• [Exercise description]
Copy the entries word for word, from the first line through the line that contains "Bar — [206, 155, 210, 602]", including both of those lines.

• [Records provided]
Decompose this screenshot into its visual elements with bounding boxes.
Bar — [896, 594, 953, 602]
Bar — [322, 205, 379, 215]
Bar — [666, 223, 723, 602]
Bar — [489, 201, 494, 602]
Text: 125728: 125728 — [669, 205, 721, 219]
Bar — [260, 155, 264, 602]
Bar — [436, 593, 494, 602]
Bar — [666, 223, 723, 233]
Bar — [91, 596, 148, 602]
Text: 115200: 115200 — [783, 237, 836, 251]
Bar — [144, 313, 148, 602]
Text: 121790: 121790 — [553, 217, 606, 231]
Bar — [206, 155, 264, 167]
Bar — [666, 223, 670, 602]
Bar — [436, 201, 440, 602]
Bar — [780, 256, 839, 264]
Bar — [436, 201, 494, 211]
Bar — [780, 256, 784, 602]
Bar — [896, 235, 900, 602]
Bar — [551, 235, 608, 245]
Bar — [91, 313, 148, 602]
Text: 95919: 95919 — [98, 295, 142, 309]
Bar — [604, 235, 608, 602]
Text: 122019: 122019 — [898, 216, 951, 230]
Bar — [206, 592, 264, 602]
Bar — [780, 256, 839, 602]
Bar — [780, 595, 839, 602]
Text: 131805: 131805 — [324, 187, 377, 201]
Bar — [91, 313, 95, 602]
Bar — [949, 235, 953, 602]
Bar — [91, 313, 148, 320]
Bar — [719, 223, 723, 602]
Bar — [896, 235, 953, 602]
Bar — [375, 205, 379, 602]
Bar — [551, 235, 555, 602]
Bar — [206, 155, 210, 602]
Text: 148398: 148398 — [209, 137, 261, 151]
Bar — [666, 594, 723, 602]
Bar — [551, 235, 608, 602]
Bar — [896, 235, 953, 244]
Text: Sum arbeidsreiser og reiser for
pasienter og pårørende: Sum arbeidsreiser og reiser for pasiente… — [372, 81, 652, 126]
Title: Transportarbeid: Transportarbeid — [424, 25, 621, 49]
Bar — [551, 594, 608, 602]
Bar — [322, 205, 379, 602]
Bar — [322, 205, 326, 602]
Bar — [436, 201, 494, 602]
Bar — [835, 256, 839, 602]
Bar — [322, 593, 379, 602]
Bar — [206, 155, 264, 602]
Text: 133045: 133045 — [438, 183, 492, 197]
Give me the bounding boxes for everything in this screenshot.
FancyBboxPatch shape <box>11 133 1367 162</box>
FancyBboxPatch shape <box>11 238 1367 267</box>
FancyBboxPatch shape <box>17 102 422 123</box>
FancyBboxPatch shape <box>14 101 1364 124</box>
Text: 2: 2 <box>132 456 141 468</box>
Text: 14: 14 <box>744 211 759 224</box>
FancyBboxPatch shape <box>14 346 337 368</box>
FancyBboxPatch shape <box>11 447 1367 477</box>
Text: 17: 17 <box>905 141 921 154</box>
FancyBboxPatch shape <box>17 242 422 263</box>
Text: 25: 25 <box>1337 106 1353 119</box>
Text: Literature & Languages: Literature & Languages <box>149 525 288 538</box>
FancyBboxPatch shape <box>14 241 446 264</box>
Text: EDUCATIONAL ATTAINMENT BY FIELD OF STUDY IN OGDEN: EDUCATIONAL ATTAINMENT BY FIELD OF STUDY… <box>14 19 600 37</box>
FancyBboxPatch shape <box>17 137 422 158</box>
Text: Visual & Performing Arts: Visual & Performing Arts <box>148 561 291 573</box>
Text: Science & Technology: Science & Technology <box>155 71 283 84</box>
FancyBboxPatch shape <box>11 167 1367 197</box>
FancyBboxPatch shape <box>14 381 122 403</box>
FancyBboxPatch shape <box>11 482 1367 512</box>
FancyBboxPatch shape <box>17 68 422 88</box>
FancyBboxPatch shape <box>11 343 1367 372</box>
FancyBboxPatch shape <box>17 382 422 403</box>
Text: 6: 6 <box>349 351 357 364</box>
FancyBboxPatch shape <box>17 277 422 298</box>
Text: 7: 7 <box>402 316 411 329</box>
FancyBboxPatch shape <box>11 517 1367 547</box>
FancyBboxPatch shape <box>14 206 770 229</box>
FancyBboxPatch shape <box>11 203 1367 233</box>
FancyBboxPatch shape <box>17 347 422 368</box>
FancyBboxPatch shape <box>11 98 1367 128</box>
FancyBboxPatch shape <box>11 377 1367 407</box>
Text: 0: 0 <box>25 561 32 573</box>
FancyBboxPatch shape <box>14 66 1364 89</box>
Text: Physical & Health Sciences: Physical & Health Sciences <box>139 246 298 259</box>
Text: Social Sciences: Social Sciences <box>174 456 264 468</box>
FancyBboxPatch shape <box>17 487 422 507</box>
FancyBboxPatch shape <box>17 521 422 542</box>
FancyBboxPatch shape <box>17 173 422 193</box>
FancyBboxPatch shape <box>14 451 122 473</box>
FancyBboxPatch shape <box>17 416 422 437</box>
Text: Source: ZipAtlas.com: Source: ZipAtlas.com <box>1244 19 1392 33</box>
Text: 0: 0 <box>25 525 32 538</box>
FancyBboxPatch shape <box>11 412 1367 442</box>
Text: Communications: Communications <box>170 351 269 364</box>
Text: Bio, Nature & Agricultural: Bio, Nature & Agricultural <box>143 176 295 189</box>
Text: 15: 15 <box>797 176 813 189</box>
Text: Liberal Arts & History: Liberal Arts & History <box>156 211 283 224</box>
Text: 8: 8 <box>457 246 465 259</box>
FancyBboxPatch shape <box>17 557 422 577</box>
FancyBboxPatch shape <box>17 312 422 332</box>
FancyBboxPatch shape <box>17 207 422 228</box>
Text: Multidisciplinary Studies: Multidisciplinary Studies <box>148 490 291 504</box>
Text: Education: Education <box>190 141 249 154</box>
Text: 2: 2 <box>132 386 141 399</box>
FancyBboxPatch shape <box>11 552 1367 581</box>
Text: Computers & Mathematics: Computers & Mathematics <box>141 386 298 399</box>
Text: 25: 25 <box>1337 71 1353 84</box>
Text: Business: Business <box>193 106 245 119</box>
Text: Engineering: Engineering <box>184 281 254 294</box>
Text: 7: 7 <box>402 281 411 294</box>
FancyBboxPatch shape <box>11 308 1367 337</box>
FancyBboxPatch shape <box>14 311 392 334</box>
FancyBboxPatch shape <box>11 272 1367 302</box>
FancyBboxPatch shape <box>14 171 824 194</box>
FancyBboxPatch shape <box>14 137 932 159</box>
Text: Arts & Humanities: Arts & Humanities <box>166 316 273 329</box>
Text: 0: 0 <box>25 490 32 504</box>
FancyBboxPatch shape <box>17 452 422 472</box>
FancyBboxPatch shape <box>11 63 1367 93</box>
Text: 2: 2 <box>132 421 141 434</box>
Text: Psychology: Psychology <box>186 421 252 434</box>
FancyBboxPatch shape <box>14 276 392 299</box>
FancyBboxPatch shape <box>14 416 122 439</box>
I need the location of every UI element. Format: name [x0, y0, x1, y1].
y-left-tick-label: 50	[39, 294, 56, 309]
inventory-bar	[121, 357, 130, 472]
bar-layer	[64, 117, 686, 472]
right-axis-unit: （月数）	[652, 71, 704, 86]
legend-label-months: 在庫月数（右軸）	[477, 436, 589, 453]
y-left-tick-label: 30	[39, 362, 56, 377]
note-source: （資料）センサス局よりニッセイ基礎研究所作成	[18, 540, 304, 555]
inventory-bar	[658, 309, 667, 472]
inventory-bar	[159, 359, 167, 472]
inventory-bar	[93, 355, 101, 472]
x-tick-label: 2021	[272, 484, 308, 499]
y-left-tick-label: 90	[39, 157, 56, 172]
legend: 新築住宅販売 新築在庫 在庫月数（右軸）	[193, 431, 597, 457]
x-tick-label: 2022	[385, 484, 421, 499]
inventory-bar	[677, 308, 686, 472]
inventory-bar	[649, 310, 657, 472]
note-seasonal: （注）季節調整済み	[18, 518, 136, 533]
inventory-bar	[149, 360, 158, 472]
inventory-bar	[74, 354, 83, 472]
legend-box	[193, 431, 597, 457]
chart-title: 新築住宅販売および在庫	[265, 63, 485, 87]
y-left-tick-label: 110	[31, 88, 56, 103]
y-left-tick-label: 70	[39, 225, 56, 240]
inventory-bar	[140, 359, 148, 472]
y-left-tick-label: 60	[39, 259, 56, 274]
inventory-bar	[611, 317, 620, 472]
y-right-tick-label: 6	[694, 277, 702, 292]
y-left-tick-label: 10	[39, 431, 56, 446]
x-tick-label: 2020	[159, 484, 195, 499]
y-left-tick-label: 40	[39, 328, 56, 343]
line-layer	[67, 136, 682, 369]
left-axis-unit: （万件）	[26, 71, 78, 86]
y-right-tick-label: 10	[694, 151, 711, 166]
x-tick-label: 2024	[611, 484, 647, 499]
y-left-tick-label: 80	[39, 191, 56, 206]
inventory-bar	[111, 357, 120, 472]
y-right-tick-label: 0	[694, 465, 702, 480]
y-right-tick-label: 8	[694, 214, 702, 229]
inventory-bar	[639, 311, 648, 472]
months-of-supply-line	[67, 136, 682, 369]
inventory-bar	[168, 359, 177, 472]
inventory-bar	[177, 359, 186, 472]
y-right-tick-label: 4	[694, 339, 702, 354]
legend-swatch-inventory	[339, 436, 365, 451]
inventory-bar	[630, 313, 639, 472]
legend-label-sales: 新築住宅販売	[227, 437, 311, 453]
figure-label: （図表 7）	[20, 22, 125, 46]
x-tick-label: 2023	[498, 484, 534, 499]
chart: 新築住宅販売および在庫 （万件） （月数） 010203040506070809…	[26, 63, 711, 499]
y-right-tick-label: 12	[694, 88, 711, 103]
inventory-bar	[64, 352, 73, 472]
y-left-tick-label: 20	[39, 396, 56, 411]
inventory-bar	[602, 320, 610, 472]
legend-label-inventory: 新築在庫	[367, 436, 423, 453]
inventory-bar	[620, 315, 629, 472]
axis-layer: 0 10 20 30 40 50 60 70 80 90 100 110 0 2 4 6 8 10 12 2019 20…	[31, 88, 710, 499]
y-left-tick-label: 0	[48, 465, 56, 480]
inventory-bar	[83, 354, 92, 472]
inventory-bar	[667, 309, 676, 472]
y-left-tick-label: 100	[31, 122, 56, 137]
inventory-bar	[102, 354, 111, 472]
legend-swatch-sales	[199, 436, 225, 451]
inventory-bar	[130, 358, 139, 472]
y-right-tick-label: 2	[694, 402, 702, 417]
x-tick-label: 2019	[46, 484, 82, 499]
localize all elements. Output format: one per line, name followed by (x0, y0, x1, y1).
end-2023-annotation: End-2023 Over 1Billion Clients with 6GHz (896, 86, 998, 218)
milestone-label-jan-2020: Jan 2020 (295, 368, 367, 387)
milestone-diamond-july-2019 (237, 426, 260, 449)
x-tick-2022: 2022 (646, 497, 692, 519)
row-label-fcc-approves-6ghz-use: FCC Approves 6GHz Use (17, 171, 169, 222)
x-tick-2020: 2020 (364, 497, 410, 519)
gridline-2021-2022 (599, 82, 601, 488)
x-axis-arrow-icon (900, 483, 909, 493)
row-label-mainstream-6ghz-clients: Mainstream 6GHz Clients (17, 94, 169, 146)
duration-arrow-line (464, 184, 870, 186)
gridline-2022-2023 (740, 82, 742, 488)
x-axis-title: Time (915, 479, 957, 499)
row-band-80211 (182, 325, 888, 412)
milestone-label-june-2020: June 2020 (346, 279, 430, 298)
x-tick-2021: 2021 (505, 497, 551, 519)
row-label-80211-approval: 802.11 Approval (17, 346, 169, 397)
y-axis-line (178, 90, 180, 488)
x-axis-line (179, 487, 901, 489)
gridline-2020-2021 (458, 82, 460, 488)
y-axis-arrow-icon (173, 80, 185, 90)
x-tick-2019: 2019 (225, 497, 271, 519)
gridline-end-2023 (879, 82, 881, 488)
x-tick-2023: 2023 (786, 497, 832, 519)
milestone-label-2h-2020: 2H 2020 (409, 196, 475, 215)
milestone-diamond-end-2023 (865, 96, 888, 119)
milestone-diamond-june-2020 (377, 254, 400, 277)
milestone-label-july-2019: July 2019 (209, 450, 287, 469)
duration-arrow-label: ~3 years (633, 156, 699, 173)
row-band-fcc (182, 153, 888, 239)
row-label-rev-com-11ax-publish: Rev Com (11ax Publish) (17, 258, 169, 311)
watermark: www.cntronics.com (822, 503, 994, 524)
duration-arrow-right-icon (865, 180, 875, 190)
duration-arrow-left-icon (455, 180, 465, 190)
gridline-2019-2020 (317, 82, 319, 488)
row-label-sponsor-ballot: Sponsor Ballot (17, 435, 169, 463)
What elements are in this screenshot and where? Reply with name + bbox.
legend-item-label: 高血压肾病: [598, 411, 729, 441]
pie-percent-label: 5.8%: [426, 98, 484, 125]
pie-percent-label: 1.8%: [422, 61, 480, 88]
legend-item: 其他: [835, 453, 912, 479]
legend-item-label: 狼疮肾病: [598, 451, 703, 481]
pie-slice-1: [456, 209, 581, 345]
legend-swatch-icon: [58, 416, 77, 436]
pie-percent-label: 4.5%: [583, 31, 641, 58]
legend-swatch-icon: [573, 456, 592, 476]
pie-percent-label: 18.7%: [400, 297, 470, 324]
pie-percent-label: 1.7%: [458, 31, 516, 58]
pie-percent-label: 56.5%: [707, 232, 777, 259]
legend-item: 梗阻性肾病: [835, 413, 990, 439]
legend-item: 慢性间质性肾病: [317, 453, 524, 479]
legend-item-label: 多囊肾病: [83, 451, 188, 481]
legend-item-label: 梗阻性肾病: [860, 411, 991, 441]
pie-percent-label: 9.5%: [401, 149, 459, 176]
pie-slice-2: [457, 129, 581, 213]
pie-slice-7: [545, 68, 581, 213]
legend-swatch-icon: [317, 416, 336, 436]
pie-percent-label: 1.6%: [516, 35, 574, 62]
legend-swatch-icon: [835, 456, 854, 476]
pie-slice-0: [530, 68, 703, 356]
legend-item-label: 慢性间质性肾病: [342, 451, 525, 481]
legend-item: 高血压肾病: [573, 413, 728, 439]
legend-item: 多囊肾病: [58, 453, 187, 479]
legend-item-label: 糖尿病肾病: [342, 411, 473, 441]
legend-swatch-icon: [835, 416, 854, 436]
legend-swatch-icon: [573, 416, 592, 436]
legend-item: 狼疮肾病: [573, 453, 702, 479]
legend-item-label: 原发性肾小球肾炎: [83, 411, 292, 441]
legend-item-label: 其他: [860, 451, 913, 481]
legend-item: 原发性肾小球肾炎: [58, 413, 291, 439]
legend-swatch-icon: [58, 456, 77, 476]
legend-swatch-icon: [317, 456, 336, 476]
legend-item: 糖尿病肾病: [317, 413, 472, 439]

• [Task solution]
Decompose this screenshot into its visual elements with bounding boxes.
Bar — [896, 594, 953, 602]
Bar — [322, 205, 379, 215]
Bar — [666, 223, 723, 602]
Bar — [489, 201, 494, 602]
Text: 125728: 125728 — [669, 205, 721, 219]
Bar — [260, 155, 264, 602]
Bar — [436, 593, 494, 602]
Bar — [666, 223, 723, 233]
Bar — [91, 596, 148, 602]
Text: 115200: 115200 — [783, 237, 836, 251]
Bar — [144, 313, 148, 602]
Text: 121790: 121790 — [553, 217, 606, 231]
Bar — [206, 155, 264, 167]
Bar — [666, 223, 670, 602]
Bar — [436, 201, 440, 602]
Bar — [780, 256, 839, 264]
Bar — [436, 201, 494, 211]
Bar — [780, 256, 784, 602]
Bar — [896, 235, 900, 602]
Bar — [551, 235, 608, 245]
Bar — [91, 313, 148, 602]
Text: 95919: 95919 — [98, 295, 142, 309]
Bar — [604, 235, 608, 602]
Text: 122019: 122019 — [898, 216, 951, 230]
Bar — [206, 592, 264, 602]
Bar — [780, 256, 839, 602]
Bar — [780, 595, 839, 602]
Text: 131805: 131805 — [324, 187, 377, 201]
Bar — [91, 313, 95, 602]
Bar — [949, 235, 953, 602]
Bar — [91, 313, 148, 320]
Bar — [719, 223, 723, 602]
Bar — [896, 235, 953, 602]
Bar — [375, 205, 379, 602]
Bar — [551, 235, 555, 602]
Bar — [206, 155, 210, 602]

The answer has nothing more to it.